_EXERCISE MATERIALS:_
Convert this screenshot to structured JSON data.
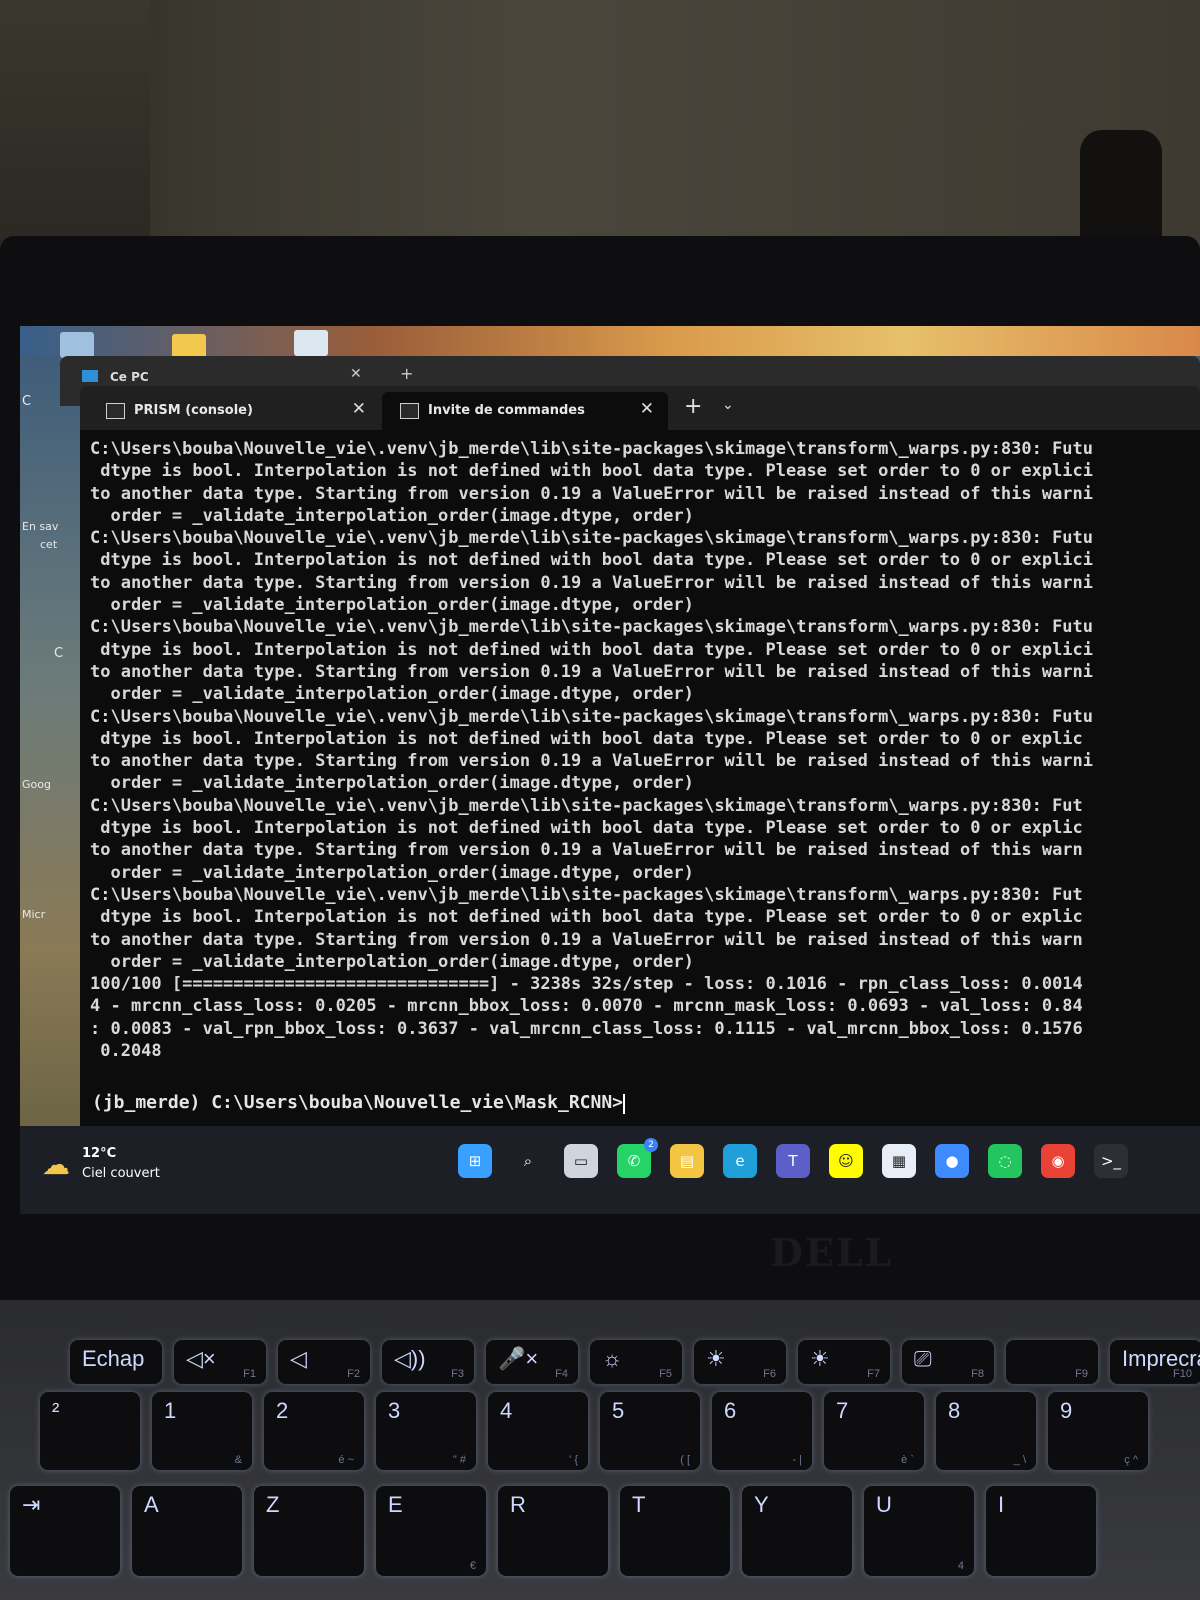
{
  "back_window": {
    "tab_label": "Ce PC"
  },
  "desktop": {
    "icon_texts": [
      "C",
      "En sav",
      "cet",
      "C",
      "Goog",
      "Micr"
    ]
  },
  "terminal": {
    "tabs": [
      {
        "label": "PRISM (console)"
      },
      {
        "label": "Invite de commandes"
      }
    ],
    "new_tab_symbol": "+",
    "close_symbol": "✕",
    "dropdown_symbol": "⌄",
    "output_lines": [
      "C:\\Users\\bouba\\Nouvelle_vie\\.venv\\jb_merde\\lib\\site-packages\\skimage\\transform\\_warps.py:830: Futu",
      " dtype is bool. Interpolation is not defined with bool data type. Please set order to 0 or explici",
      "to another data type. Starting from version 0.19 a ValueError will be raised instead of this warni",
      "  order = _validate_interpolation_order(image.dtype, order)",
      "C:\\Users\\bouba\\Nouvelle_vie\\.venv\\jb_merde\\lib\\site-packages\\skimage\\transform\\_warps.py:830: Futu",
      " dtype is bool. Interpolation is not defined with bool data type. Please set order to 0 or explici",
      "to another data type. Starting from version 0.19 a ValueError will be raised instead of this warni",
      "  order = _validate_interpolation_order(image.dtype, order)",
      "C:\\Users\\bouba\\Nouvelle_vie\\.venv\\jb_merde\\lib\\site-packages\\skimage\\transform\\_warps.py:830: Futu",
      " dtype is bool. Interpolation is not defined with bool data type. Please set order to 0 or explici",
      "to another data type. Starting from version 0.19 a ValueError will be raised instead of this warni",
      "  order = _validate_interpolation_order(image.dtype, order)",
      "C:\\Users\\bouba\\Nouvelle_vie\\.venv\\jb_merde\\lib\\site-packages\\skimage\\transform\\_warps.py:830: Futu",
      " dtype is bool. Interpolation is not defined with bool data type. Please set order to 0 or explic",
      "to another data type. Starting from version 0.19 a ValueError will be raised instead of this warni",
      "  order = _validate_interpolation_order(image.dtype, order)",
      "C:\\Users\\bouba\\Nouvelle_vie\\.venv\\jb_merde\\lib\\site-packages\\skimage\\transform\\_warps.py:830: Fut",
      " dtype is bool. Interpolation is not defined with bool data type. Please set order to 0 or explic",
      "to another data type. Starting from version 0.19 a ValueError will be raised instead of this warn",
      "  order = _validate_interpolation_order(image.dtype, order)",
      "C:\\Users\\bouba\\Nouvelle_vie\\.venv\\jb_merde\\lib\\site-packages\\skimage\\transform\\_warps.py:830: Fut",
      " dtype is bool. Interpolation is not defined with bool data type. Please set order to 0 or explic",
      "to another data type. Starting from version 0.19 a ValueError will be raised instead of this warn",
      "  order = _validate_interpolation_order(image.dtype, order)",
      "100/100 [==============================] - 3238s 32s/step - loss: 0.1016 - rpn_class_loss: 0.0014",
      "4 - mrcnn_class_loss: 0.0205 - mrcnn_bbox_loss: 0.0070 - mrcnn_mask_loss: 0.0693 - val_loss: 0.84",
      ": 0.0083 - val_rpn_bbox_loss: 0.3637 - val_mrcnn_class_loss: 0.1115 - val_mrcnn_bbox_loss: 0.1576",
      " 0.2048"
    ],
    "prompt": "(jb_merde) C:\\Users\\bouba\\Nouvelle_vie\\Mask_RCNN>"
  },
  "taskbar": {
    "weather_temp": "12°C",
    "weather_condition": "Ciel couvert",
    "whatsapp_badge": "2",
    "apps": [
      {
        "name": "start-button",
        "color": "#3aa0ff",
        "glyph": "⊞"
      },
      {
        "name": "search-button",
        "color": "transparent",
        "glyph": "⌕"
      },
      {
        "name": "task-view-button",
        "color": "#cfd4dd",
        "glyph": "▭"
      },
      {
        "name": "whatsapp-app",
        "color": "#25d366",
        "glyph": "✆"
      },
      {
        "name": "file-explorer-app",
        "color": "#f4c542",
        "glyph": "▤"
      },
      {
        "name": "edge-app",
        "color": "#1fa0d8",
        "glyph": "e"
      },
      {
        "name": "teams-app",
        "color": "#5b5fc7",
        "glyph": "T"
      },
      {
        "name": "snapchat-app",
        "color": "#fffc00",
        "glyph": "☺"
      },
      {
        "name": "store-app",
        "color": "#e8eef7",
        "glyph": "▦"
      },
      {
        "name": "people-app",
        "color": "#3d8bff",
        "glyph": "●"
      },
      {
        "name": "refresh-app",
        "color": "#22c55e",
        "glyph": "◌"
      },
      {
        "name": "chrome-app",
        "color": "#ea4335",
        "glyph": "◉"
      },
      {
        "name": "terminal-app",
        "color": "#2d2f36",
        "glyph": ">_"
      }
    ]
  },
  "keyboard": {
    "row1": [
      {
        "main": "Echap",
        "sub": ""
      },
      {
        "main": "◁×",
        "sub": "F1"
      },
      {
        "main": "◁",
        "sub": "F2"
      },
      {
        "main": "◁))",
        "sub": "F3"
      },
      {
        "main": "🎤×",
        "sub": "F4"
      },
      {
        "main": "☼",
        "sub": "F5"
      },
      {
        "main": "☀",
        "sub": "F6"
      },
      {
        "main": "☀",
        "sub": "F7"
      },
      {
        "main": "⎚",
        "sub": "F8"
      },
      {
        "main": "",
        "sub": "F9"
      },
      {
        "main": "Imprecran",
        "sub": "F10"
      }
    ],
    "row2": [
      {
        "main": "²",
        "sub": ""
      },
      {
        "main": "1",
        "sub": "&"
      },
      {
        "main": "2",
        "sub": "é ~"
      },
      {
        "main": "3",
        "sub": "\" #"
      },
      {
        "main": "4",
        "sub": "' {"
      },
      {
        "main": "5",
        "sub": "( ["
      },
      {
        "main": "6",
        "sub": "- |"
      },
      {
        "main": "7",
        "sub": "è `"
      },
      {
        "main": "8",
        "sub": "_ \\"
      },
      {
        "main": "9",
        "sub": "ç ^"
      }
    ],
    "row3": [
      {
        "main": "⇥",
        "sub": ""
      },
      {
        "main": "A",
        "sub": ""
      },
      {
        "main": "Z",
        "sub": ""
      },
      {
        "main": "E",
        "sub": "€"
      },
      {
        "main": "R",
        "sub": ""
      },
      {
        "main": "T",
        "sub": ""
      },
      {
        "main": "Y",
        "sub": ""
      },
      {
        "main": "U",
        "sub": "4"
      },
      {
        "main": "I",
        "sub": ""
      }
    ]
  },
  "bezel": {
    "brand": "DELL"
  }
}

_TASK DETAILS:_
Leave out the pictures and repeat everything else in the records exactly.

_WRITTEN SOLUTION:_
Convert this screenshot to structured JSON data.
{
  "back_window": {
    "tab_label": "Ce PC"
  },
  "desktop": {
    "icon_texts": [
      "C",
      "En sav",
      "cet",
      "C",
      "Goog",
      "Micr"
    ]
  },
  "terminal": {
    "tabs": [
      {
        "label": "PRISM (console)"
      },
      {
        "label": "Invite de commandes"
      }
    ],
    "new_tab_symbol": "+",
    "close_symbol": "✕",
    "dropdown_symbol": "⌄",
    "output_lines": [
      "C:\\Users\\bouba\\Nouvelle_vie\\.venv\\jb_merde\\lib\\site-packages\\skimage\\transform\\_warps.py:830: Futu",
      " dtype is bool. Interpolation is not defined with bool data type. Please set order to 0 or explici",
      "to another data type. Starting from version 0.19 a ValueError will be raised instead of this warni",
      "  order = _validate_interpolation_order(image.dtype, order)",
      "C:\\Users\\bouba\\Nouvelle_vie\\.venv\\jb_merde\\lib\\site-packages\\skimage\\transform\\_warps.py:830: Futu",
      " dtype is bool. Interpolation is not defined with bool data type. Please set order to 0 or explici",
      "to another data type. Starting from version 0.19 a ValueError will be raised instead of this warni",
      "  order = _validate_interpolation_order(image.dtype, order)",
      "C:\\Users\\bouba\\Nouvelle_vie\\.venv\\jb_merde\\lib\\site-packages\\skimage\\transform\\_warps.py:830: Futu",
      " dtype is bool. Interpolation is not defined with bool data type. Please set order to 0 or explici",
      "to another data type. Starting from version 0.19 a ValueError will be raised instead of this warni",
      "  order = _validate_interpolation_order(image.dtype, order)",
      "C:\\Users\\bouba\\Nouvelle_vie\\.venv\\jb_merde\\lib\\site-packages\\skimage\\transform\\_warps.py:830: Futu",
      " dtype is bool. Interpolation is not defined with bool data type. Please set order to 0 or explic",
      "to another data type. Starting from version 0.19 a ValueError will be raised instead of this warni",
      "  order = _validate_interpolation_order(image.dtype, order)",
      "C:\\Users\\bouba\\Nouvelle_vie\\.venv\\jb_merde\\lib\\site-packages\\skimage\\transform\\_warps.py:830: Fut",
      " dtype is bool. Interpolation is not defined with bool data type. Please set order to 0 or explic",
      "to another data type. Starting from version 0.19 a ValueError will be raised instead of this warn",
      "  order = _validate_interpolation_order(image.dtype, order)",
      "C:\\Users\\bouba\\Nouvelle_vie\\.venv\\jb_merde\\lib\\site-packages\\skimage\\transform\\_warps.py:830: Fut",
      " dtype is bool. Interpolation is not defined with bool data type. Please set order to 0 or explic",
      "to another data type. Starting from version 0.19 a ValueError will be raised instead of this warn",
      "  order = _validate_interpolation_order(image.dtype, order)",
      "100/100 [==============================] - 3238s 32s/step - loss: 0.1016 - rpn_class_loss: 0.0014",
      "4 - mrcnn_class_loss: 0.0205 - mrcnn_bbox_loss: 0.0070 - mrcnn_mask_loss: 0.0693 - val_loss: 0.84",
      ": 0.0083 - val_rpn_bbox_loss: 0.3637 - val_mrcnn_class_loss: 0.1115 - val_mrcnn_bbox_loss: 0.1576",
      " 0.2048"
    ],
    "prompt": "(jb_merde) C:\\Users\\bouba\\Nouvelle_vie\\Mask_RCNN>"
  },
  "taskbar": {
    "weather_temp": "12°C",
    "weather_condition": "Ciel couvert",
    "whatsapp_badge": "2",
    "apps": [
      {
        "name": "start-button",
        "color": "#3aa0ff",
        "glyph": "⊞"
      },
      {
        "name": "search-button",
        "color": "transparent",
        "glyph": "⌕"
      },
      {
        "name": "task-view-button",
        "color": "#cfd4dd",
        "glyph": "▭"
      },
      {
        "name": "whatsapp-app",
        "color": "#25d366",
        "glyph": "✆"
      },
      {
        "name": "file-explorer-app",
        "color": "#f4c542",
        "glyph": "▤"
      },
      {
        "name": "edge-app",
        "color": "#1fa0d8",
        "glyph": "e"
      },
      {
        "name": "teams-app",
        "color": "#5b5fc7",
        "glyph": "T"
      },
      {
        "name": "snapchat-app",
        "color": "#fffc00",
        "glyph": "☺"
      },
      {
        "name": "store-app",
        "color": "#e8eef7",
        "glyph": "▦"
      },
      {
        "name": "people-app",
        "color": "#3d8bff",
        "glyph": "●"
      },
      {
        "name": "refresh-app",
        "color": "#22c55e",
        "glyph": "◌"
      },
      {
        "name": "chrome-app",
        "color": "#ea4335",
        "glyph": "◉"
      },
      {
        "name": "terminal-app",
        "color": "#2d2f36",
        "glyph": ">_"
      }
    ]
  },
  "keyboard": {
    "row1": [
      {
        "main": "Echap",
        "sub": ""
      },
      {
        "main": "◁×",
        "sub": "F1"
      },
      {
        "main": "◁",
        "sub": "F2"
      },
      {
        "main": "◁))",
        "sub": "F3"
      },
      {
        "main": "🎤×",
        "sub": "F4"
      },
      {
        "main": "☼",
        "sub": "F5"
      },
      {
        "main": "☀",
        "sub": "F6"
      },
      {
        "main": "☀",
        "sub": "F7"
      },
      {
        "main": "⎚",
        "sub": "F8"
      },
      {
        "main": "",
        "sub": "F9"
      },
      {
        "main": "Imprecran",
        "sub": "F10"
      }
    ],
    "row2": [
      {
        "main": "²",
        "sub": ""
      },
      {
        "main": "1",
        "sub": "&"
      },
      {
        "main": "2",
        "sub": "é ~"
      },
      {
        "main": "3",
        "sub": "\" #"
      },
      {
        "main": "4",
        "sub": "' {"
      },
      {
        "main": "5",
        "sub": "( ["
      },
      {
        "main": "6",
        "sub": "- |"
      },
      {
        "main": "7",
        "sub": "è `"
      },
      {
        "main": "8",
        "sub": "_ \\"
      },
      {
        "main": "9",
        "sub": "ç ^"
      }
    ],
    "row3": [
      {
        "main": "⇥",
        "sub": ""
      },
      {
        "main": "A",
        "sub": ""
      },
      {
        "main": "Z",
        "sub": ""
      },
      {
        "main": "E",
        "sub": "€"
      },
      {
        "main": "R",
        "sub": ""
      },
      {
        "main": "T",
        "sub": ""
      },
      {
        "main": "Y",
        "sub": ""
      },
      {
        "main": "U",
        "sub": "4"
      },
      {
        "main": "I",
        "sub": ""
      }
    ]
  },
  "bezel": {
    "brand": "DELL"
  }
}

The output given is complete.